# What is needed:
Reproduce the listing word for word, leaving every picture behind.

[START OF Source material]

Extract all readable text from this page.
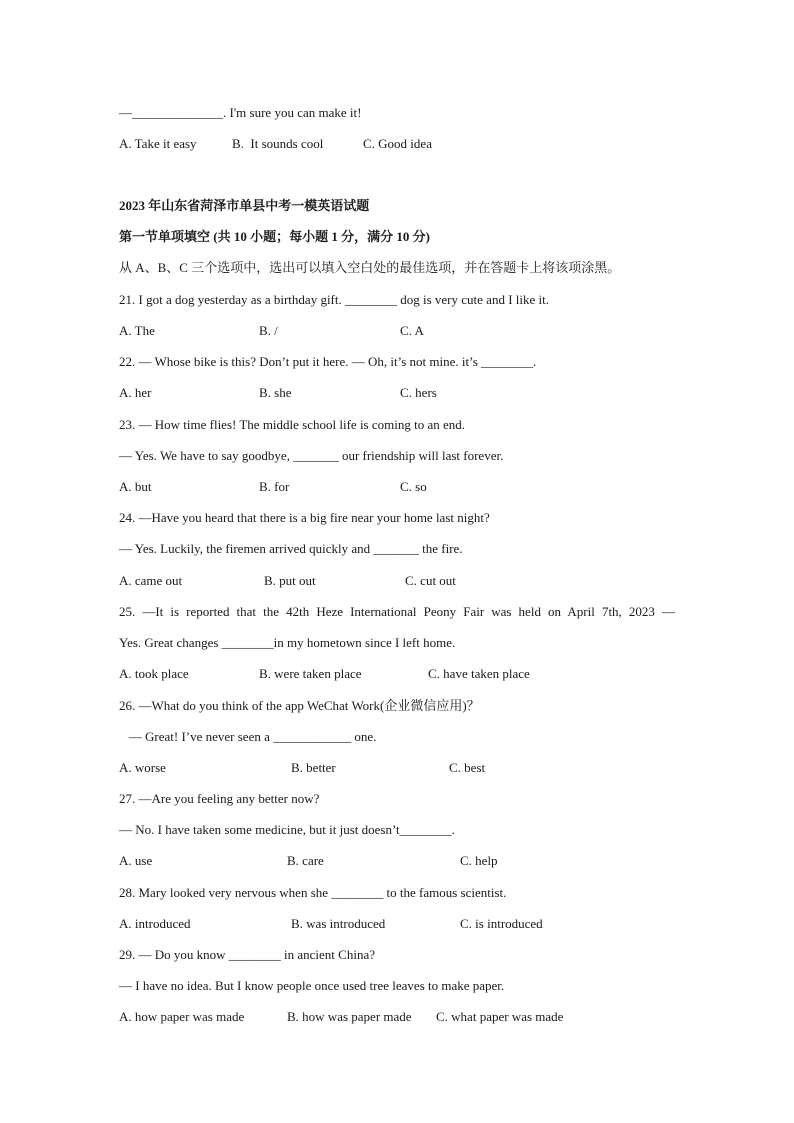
—______________. I'm sure you can make it!
A. Take it easy	B.  It sounds cool	C. Good idea
2023 年山东省菏泽市单县中考一模英语试题
第一节单项填空 (共 10 小题；每小题 1 分，满分 10 分)
从 A、B、C 三个选项中，选出可以填入空白处的最佳选项，并在答题卡上将该项涂黑。
21. I got a dog yesterday as a birthday gift. ________ dog is very cute and I like it.
A. The	B. /	C. A
22. — Whose bike is this? Don’t put it here. — Oh, it’s not mine. it’s ________.
A. her	B. she	C. hers
23. — How time flies! The middle school life is coming to an end.
— Yes. We have to say goodbye, _______ our friendship will last forever.
A. but	B. for	C. so
24. —Have you heard that there is a big fire near your home last night?
— Yes. Luckily, the firemen arrived quickly and _______ the fire.
A. came out	B. put out	C. cut out
25. —It is reported that the 42th Heze International Peony Fair was held on April 7th, 2023 —
Yes. Great changes ________in my hometown since I left home.
A. took place	B. were taken place	C. have taken place
26. —What do you think of the app WeChat Work(企业微信应用)？
— Great! I’ve never seen a ____________ one.
A. worse	B. better	C. best
27. —Are you feeling any better now?
— No. I have taken some medicine, but it just doesn’t________.
A. use	B. care	C. help
28. Mary looked very nervous when she ________ to the famous scientist.
A. introduced	B. was introduced	C. is introduced
29. — Do you know ________ in ancient China?
— I have no idea. But I know people once used tree leaves to make paper.
A. how paper was made	B. how was paper made C. what paper was made
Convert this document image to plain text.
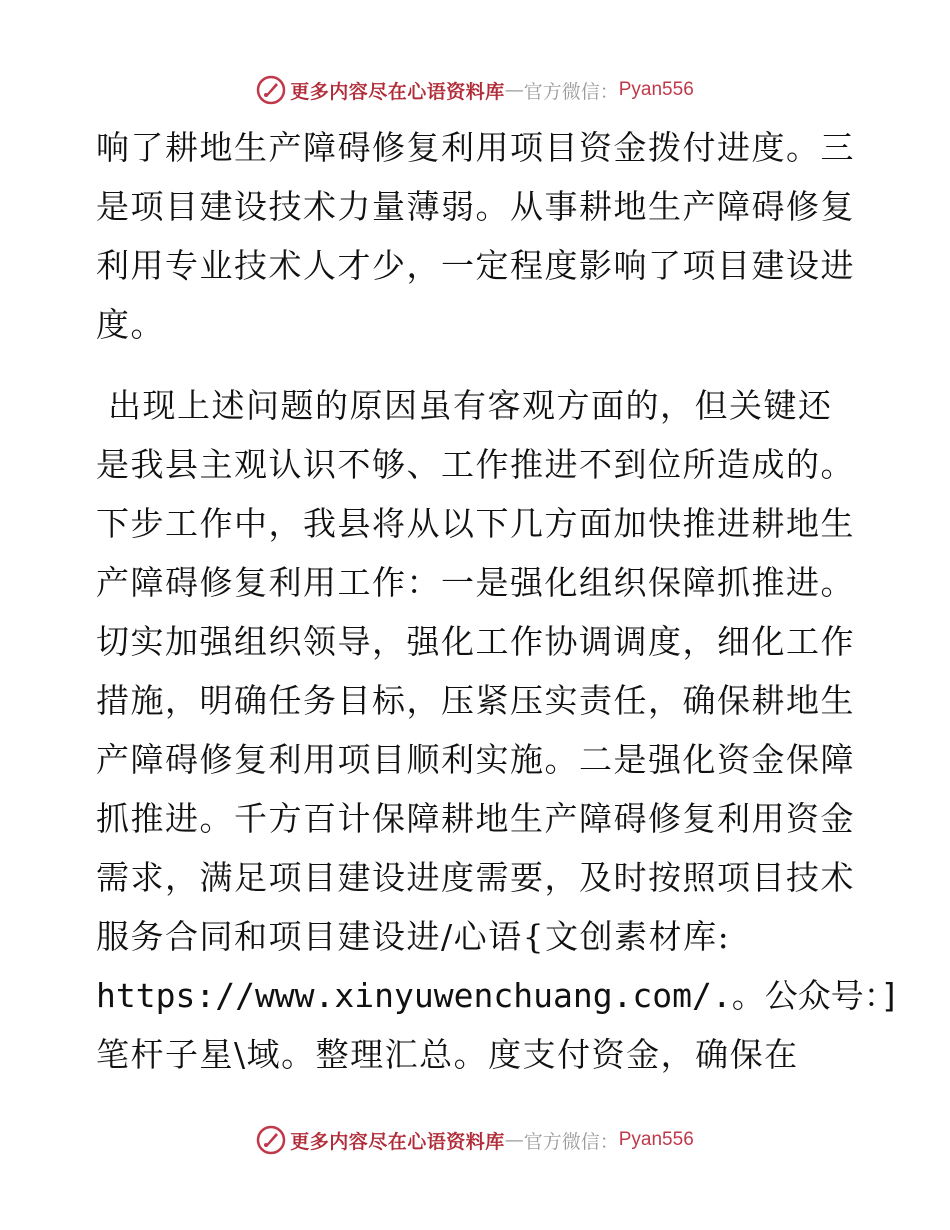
更多内容尽在心语资料库 — 官方微信： Pyan556
响了耕地生产障碍修复利用项目资金拨付进度。三
是项目建设技术力量薄弱。从事耕地生产障碍修复
利用专业技术人才少，一定程度影响了项目建设进
度。
出现上述问题的原因虽有客观方面的，但关键还
是我县主观认识不够、工作推进不到位所造成的。
下步工作中，我县将从以下几方面加快推进耕地生
产障碍修复利用工作：一是强化组织保障抓推进。
切实加强组织领导，强化工作协调调度，细化工作
措施，明确任务目标，压紧压实责任，确保耕地生
产障碍修复利用项目顺利实施。二是强化资金保障
抓推进。千方百计保障耕地生产障碍修复利用资金
需求，满足项目建设进度需要，及时按照项目技术
服务合同和项目建设进/心语{文创素材库:
https://www.xinyuwenchuang.com/.。公众号：]
笔杆子星\域。整理汇总。度支付资金，确保在
更多内容尽在心语资料库 — 官方微信： Pyan556
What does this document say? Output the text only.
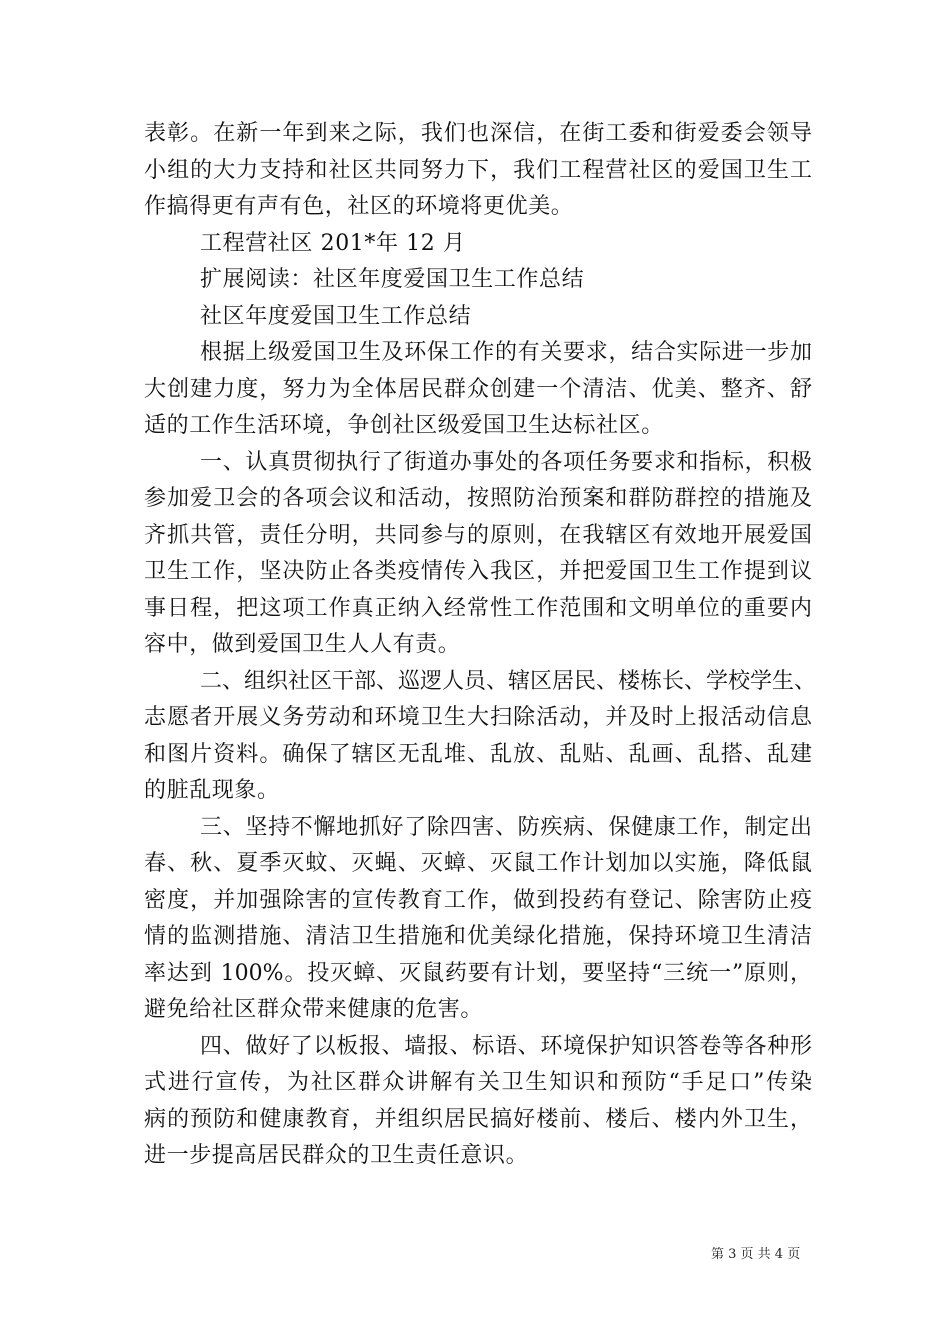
表彰。在新一年到来之际，我们也深信，在街工委和街爱委会领导
小组的大力支持和社区共同努力下，我们工程营社区的爱国卫生工
作搞得更有声有色，社区的环境将更优美。
工程营社区 201*年 12 月
扩展阅读：社区年度爱国卫生工作总结
社区年度爱国卫生工作总结
根据上级爱国卫生及环保工作的有关要求，结合实际进一步加
大创建力度，努力为全体居民群众创建一个清洁、优美、整齐、舒
适的工作生活环境，争创社区级爱国卫生达标社区。
一、认真贯彻执行了街道办事处的各项任务要求和指标，积极
参加爱卫会的各项会议和活动，按照防治预案和群防群控的措施及
齐抓共管，责任分明，共同参与的原则，在我辖区有效地开展爱国
卫生工作，坚决防止各类疫情传入我区，并把爱国卫生工作提到议
事日程，把这项工作真正纳入经常性工作范围和文明单位的重要内
容中，做到爱国卫生人人有责。
二、组织社区干部、巡逻人员、辖区居民、楼栋长、学校学生、
志愿者开展义务劳动和环境卫生大扫除活动，并及时上报活动信息
和图片资料。确保了辖区无乱堆、乱放、乱贴、乱画、乱搭、乱建
的脏乱现象。
三、坚持不懈地抓好了除四害、防疾病、保健康工作，制定出
春、秋、夏季灭蚊、灭蝇、灭蟑、灭鼠工作计划加以实施，降低鼠
密度，并加强除害的宣传教育工作，做到投药有登记、除害防止疫
情的监测措施、清洁卫生措施和优美绿化措施，保持环境卫生清洁
率达到 100%。投灭蟑、灭鼠药要有计划，要坚持“三统一”原则，
避免给社区群众带来健康的危害。
四、做好了以板报、墙报、标语、环境保护知识答卷等各种形
式进行宣传，为社区群众讲解有关卫生知识和预防“手足口”传染
病的预防和健康教育，并组织居民搞好楼前、楼后、楼内外卫生，
进一步提高居民群众的卫生责任意识。
第 3 页 共 4 页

[END OF Source material]

# Response to the task:
Extract all readable text from this page.
—______________. I'm sure you can make it!
A. Take it easy	B.  It sounds cool	C. Good idea
2023 年山东省菏泽市单县中考一模英语试题
第一节单项填空 (共 10 小题；每小题 1 分，满分 10 分)
从 A、B、C 三个选项中，选出可以填入空白处的最佳选项，并在答题卡上将该项涂黑。
21. I got a dog yesterday as a birthday gift. ________ dog is very cute and I like it.
A. The	B. /	C. A
22. — Whose bike is this? Don’t put it here. — Oh, it’s not mine. it’s ________.
A. her	B. she	C. hers
23. — How time flies! The middle school life is coming to an end.
— Yes. We have to say goodbye, _______ our friendship will last forever.
A. but	B. for	C. so
24. —Have you heard that there is a big fire near your home last night?
— Yes. Luckily, the firemen arrived quickly and _______ the fire.
A. came out	B. put out	C. cut out
25. —It is reported that the 42th Heze International Peony Fair was held on April 7th, 2023 —
Yes. Great changes ________in my hometown since I left home.
A. took place	B. were taken place	C. have taken place
26. —What do you think of the app WeChat Work(企业微信应用)？
— Great! I’ve never seen a ____________ one.
A. worse	B. better	C. best
27. —Are you feeling any better now?
— No. I have taken some medicine, but it just doesn’t________.
A. use	B. care	C. help
28. Mary looked very nervous when she ________ to the famous scientist.
A. introduced	B. was introduced	C. is introduced
29. — Do you know ________ in ancient China?
— I have no idea. But I know people once used tree leaves to make paper.
A. how paper was made	B. how was paper made C. what paper was made
Convert this document image to plain text.
更多内容尽在心语资料库 — 官方微信： Pyan556
响了耕地生产障碍修复利用项目资金拨付进度。三
是项目建设技术力量薄弱。从事耕地生产障碍修复
利用专业技术人才少，一定程度影响了项目建设进
度。
出现上述问题的原因虽有客观方面的，但关键还
是我县主观认识不够、工作推进不到位所造成的。
下步工作中，我县将从以下几方面加快推进耕地生
产障碍修复利用工作：一是强化组织保障抓推进。
切实加强组织领导，强化工作协调调度，细化工作
措施，明确任务目标，压紧压实责任，确保耕地生
产障碍修复利用项目顺利实施。二是强化资金保障
抓推进。千方百计保障耕地生产障碍修复利用资金
需求，满足项目建设进度需要，及时按照项目技术
服务合同和项目建设进/心语{文创素材库:
https://www.xinyuwenchuang.com/.。公众号：]
笔杆子星\域。整理汇总。度支付资金，确保在
更多内容尽在心语资料库 — 官方微信： Pyan556
What does this document say? Output the text only.
表彰。在新一年到来之际，我们也深信，在街工委和街爱委会领导
小组的大力支持和社区共同努力下，我们工程营社区的爱国卫生工
作搞得更有声有色，社区的环境将更优美。
工程营社区 201*年 12 月
扩展阅读：社区年度爱国卫生工作总结
社区年度爱国卫生工作总结
根据上级爱国卫生及环保工作的有关要求，结合实际进一步加
大创建力度，努力为全体居民群众创建一个清洁、优美、整齐、舒
适的工作生活环境，争创社区级爱国卫生达标社区。
一、认真贯彻执行了街道办事处的各项任务要求和指标，积极
参加爱卫会的各项会议和活动，按照防治预案和群防群控的措施及
齐抓共管，责任分明，共同参与的原则，在我辖区有效地开展爱国
卫生工作，坚决防止各类疫情传入我区，并把爱国卫生工作提到议
事日程，把这项工作真正纳入经常性工作范围和文明单位的重要内
容中，做到爱国卫生人人有责。
二、组织社区干部、巡逻人员、辖区居民、楼栋长、学校学生、
志愿者开展义务劳动和环境卫生大扫除活动，并及时上报活动信息
和图片资料。确保了辖区无乱堆、乱放、乱贴、乱画、乱搭、乱建
的脏乱现象。
三、坚持不懈地抓好了除四害、防疾病、保健康工作，制定出
春、秋、夏季灭蚊、灭蝇、灭蟑、灭鼠工作计划加以实施，降低鼠
密度，并加强除害的宣传教育工作，做到投药有登记、除害防止疫
情的监测措施、清洁卫生措施和优美绿化措施，保持环境卫生清洁
率达到 100%。投灭蟑、灭鼠药要有计划，要坚持“三统一”原则，
避免给社区群众带来健康的危害。
四、做好了以板报、墙报、标语、环境保护知识答卷等各种形
式进行宣传，为社区群众讲解有关卫生知识和预防“手足口”传染
病的预防和健康教育，并组织居民搞好楼前、楼后、楼内外卫生，
进一步提高居民群众的卫生责任意识。
第 3 页 共 4 页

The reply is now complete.